RECORDS TO PROCESS:
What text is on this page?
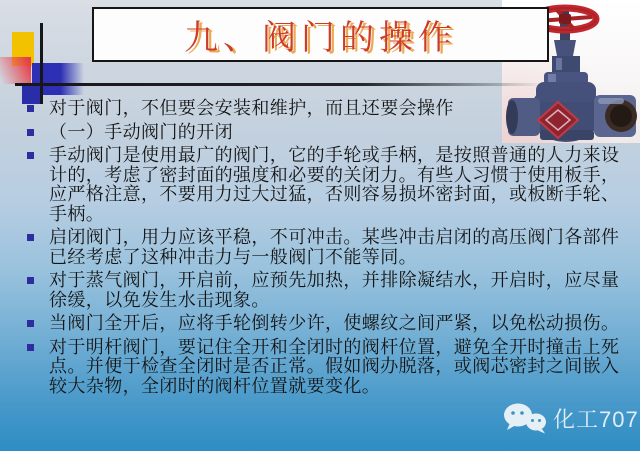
九、阀门的操作
对于阀门，不但要会安装和维护，而且还要会操作
（一）手动阀门的开闭
手动阀门是使用最广的阀门，它的手轮或手柄，是按照普通的人力来设计的，考虑了密封面的强度和必要的关闭力。有些人习惯于使用板手，应严格注意，不要用力过大过猛，否则容易损坏密封面，或板断手轮、手柄。
启闭阀门，用力应该平稳，不可冲击。某些冲击启闭的高压阀门各部件已经考虑了这种冲击力与一般阀门不能等同。
对于蒸气阀门，开启前，应预先加热，并排除凝结水，开启时，应尽量徐缓，以免发生水击现象。
当阀门全开后，应将手轮倒转少许，使螺纹之间严紧，以免松动损伤。
对于明杆阀门，要记住全开和全闭时的阀杆位置，避免全开时撞击上死点。并便于检查全闭时是否正常。假如阀办脱落，或阀芯密封之间嵌入较大杂物，全闭时的阀杆位置就要变化。
化工707
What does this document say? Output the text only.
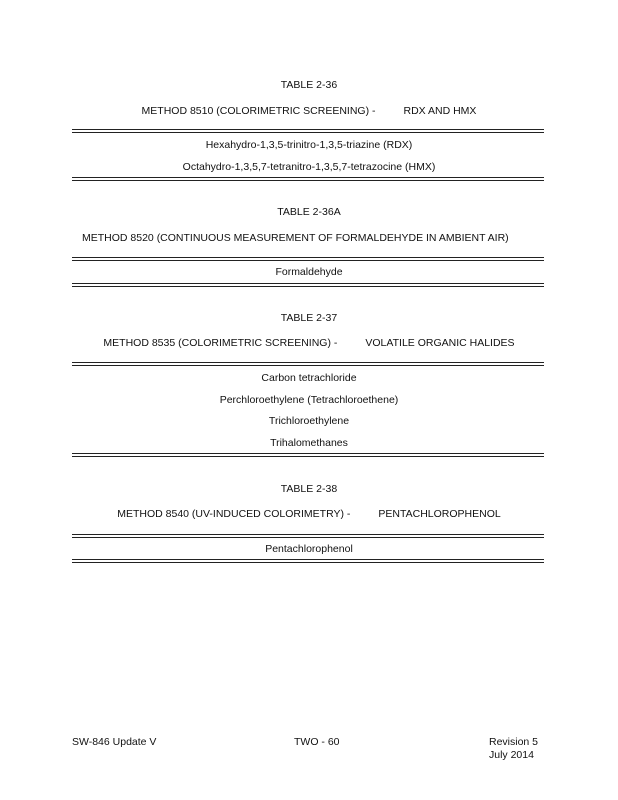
TABLE 2-36
METHOD 8510 (COLORIMETRIC SCREENING) -	RDX AND HMX
Hexahydro-1,3,5-trinitro-1,3,5-triazine (RDX)
Octahydro-1,3,5,7-tetranitro-1,3,5,7-tetrazocine (HMX)
TABLE 2-36A
METHOD 8520 (CONTINUOUS MEASUREMENT OF FORMALDEHYDE IN AMBIENT AIR)
Formaldehyde
TABLE 2-37
METHOD 8535 (COLORIMETRIC SCREENING) -	VOLATILE ORGANIC HALIDES
Carbon tetrachloride
Perchloroethylene (Tetrachloroethene)
Trichloroethylene
Trihalomethanes
TABLE 2-38
METHOD 8540 (UV-INDUCED COLORIMETRY) -	PENTACHLOROPHENOL
Pentachlorophenol
SW-846 Update V	TWO - 60	Revision 5
July 2014
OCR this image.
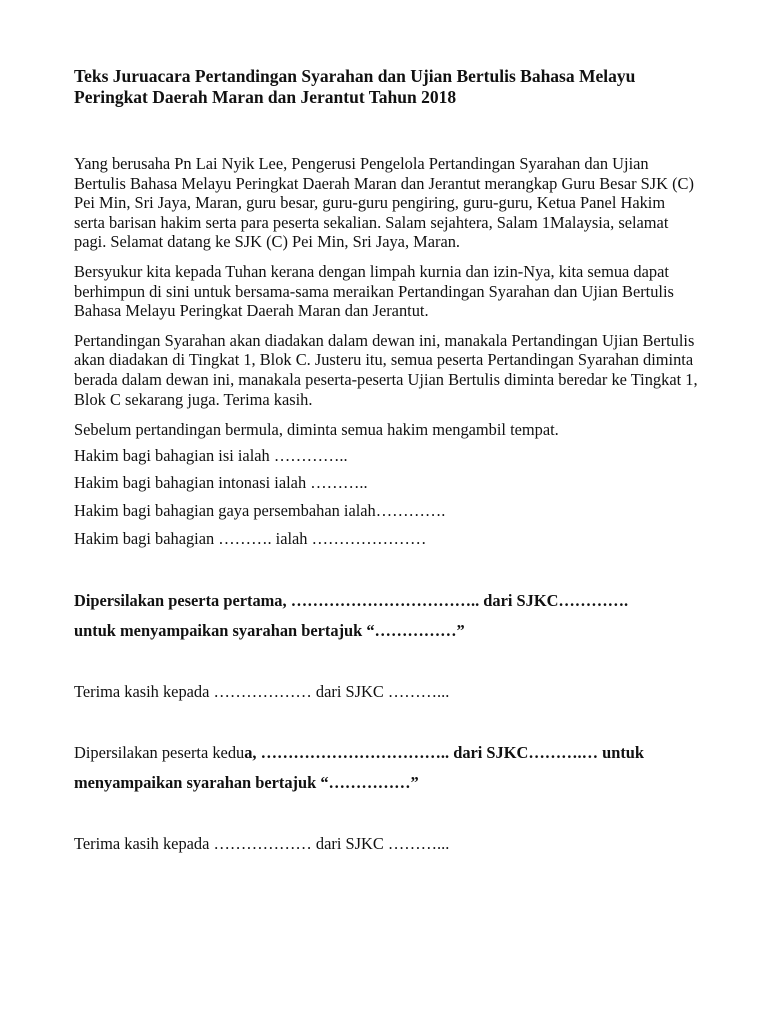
Teks Juruacara Pertandingan Syarahan dan Ujian Bertulis Bahasa Melayu
Peringkat Daerah Maran dan Jerantut Tahun 2018

Yang berusaha Pn Lai Nyik Lee, Pengerusi Pengelola Pertandingan Syarahan dan Ujian Bertulis Bahasa Melayu Peringkat Daerah Maran dan Jerantut merangkap Guru Besar SJK (C) Pei Min, Sri Jaya, Maran, guru besar, guru-guru pengiring, guru-guru, Ketua Panel Hakim serta barisan hakim serta para peserta sekalian. Salam sejahtera, Salam 1Malaysia, selamat pagi. Selamat datang ke SJK (C) Pei Min, Sri Jaya, Maran.

Bersyukur kita kepada Tuhan kerana dengan limpah kurnia dan izin-Nya, kita semua dapat berhimpun di sini untuk bersama-sama meraikan Pertandingan Syarahan dan Ujian Bertulis Bahasa Melayu Peringkat Daerah Maran dan Jerantut.

Pertandingan Syarahan akan diadakan dalam dewan ini, manakala Pertandingan Ujian Bertulis akan diadakan di Tingkat 1, Blok C. Justeru itu, semua peserta Pertandingan Syarahan diminta berada dalam dewan ini, manakala peserta-peserta Ujian Bertulis diminta beredar ke Tingkat 1, Blok C sekarang juga. Terima kasih.

Sebelum pertandingan bermula, diminta semua hakim mengambil tempat.

Hakim bagi bahagian isi ialah …………..

Hakim bagi bahagian intonasi ialah ………..

Hakim bagi bahagian gaya persembahan ialah………….

Hakim bagi bahagian ………. ialah …………………

Dipersilakan peserta pertama, …………………………….. dari SJKC………….
untuk menyampaikan syarahan bertajuk “……………”

Terima kasih kepada ……………… dari SJKC ………...

Dipersilakan peserta kedua, …………………………….. dari SJKC……….… untuk
menyampaikan syarahan bertajuk “……………”

Terima kasih kepada ……………… dari SJKC ………...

PROBLEM DESCRIPTION:
Gather every line from the listing above in which "Dipersilakan" appears, and copy those lines.

RESULT FOR THIS TASK:
Dipersilakan peserta pertama, …………………………….. dari SJKC………….
Dipersilakan peserta kedua, …………………………….. dari SJKC……….… untuk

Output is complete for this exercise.